Information supplied:
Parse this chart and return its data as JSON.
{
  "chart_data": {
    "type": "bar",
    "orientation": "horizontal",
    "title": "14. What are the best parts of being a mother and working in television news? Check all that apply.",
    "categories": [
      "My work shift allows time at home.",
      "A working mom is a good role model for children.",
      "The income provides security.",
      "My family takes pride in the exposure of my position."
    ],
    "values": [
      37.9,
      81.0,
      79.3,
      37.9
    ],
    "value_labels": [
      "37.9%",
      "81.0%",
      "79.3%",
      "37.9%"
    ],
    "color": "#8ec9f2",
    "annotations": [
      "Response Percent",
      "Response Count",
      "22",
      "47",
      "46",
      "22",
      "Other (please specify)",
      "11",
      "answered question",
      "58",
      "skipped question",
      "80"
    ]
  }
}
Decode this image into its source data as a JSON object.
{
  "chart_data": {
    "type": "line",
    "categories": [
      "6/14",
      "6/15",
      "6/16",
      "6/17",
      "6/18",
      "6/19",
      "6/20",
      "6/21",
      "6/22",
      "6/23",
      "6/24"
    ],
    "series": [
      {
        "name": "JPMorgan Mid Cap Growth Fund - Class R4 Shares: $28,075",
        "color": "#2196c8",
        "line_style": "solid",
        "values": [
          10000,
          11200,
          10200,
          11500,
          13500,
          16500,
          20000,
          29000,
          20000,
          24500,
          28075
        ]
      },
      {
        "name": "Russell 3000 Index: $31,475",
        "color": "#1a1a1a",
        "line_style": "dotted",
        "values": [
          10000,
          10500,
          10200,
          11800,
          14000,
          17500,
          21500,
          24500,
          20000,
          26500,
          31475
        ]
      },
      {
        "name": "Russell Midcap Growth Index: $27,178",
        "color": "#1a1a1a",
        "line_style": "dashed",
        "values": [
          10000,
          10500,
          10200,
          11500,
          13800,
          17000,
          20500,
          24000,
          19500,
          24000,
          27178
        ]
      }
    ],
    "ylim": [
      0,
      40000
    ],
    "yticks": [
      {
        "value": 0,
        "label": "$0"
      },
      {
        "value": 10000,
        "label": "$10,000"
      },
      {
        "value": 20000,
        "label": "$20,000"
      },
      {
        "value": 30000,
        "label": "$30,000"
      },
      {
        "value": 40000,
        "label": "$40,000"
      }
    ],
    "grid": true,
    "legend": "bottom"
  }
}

Task to carry out: Gather up every line in the data above that contains the word "Index", copying each one.

Output of the task:
        "name": "Russell 3000 Index: $31,475",
        "name": "Russell Midcap Growth Index: $27,178",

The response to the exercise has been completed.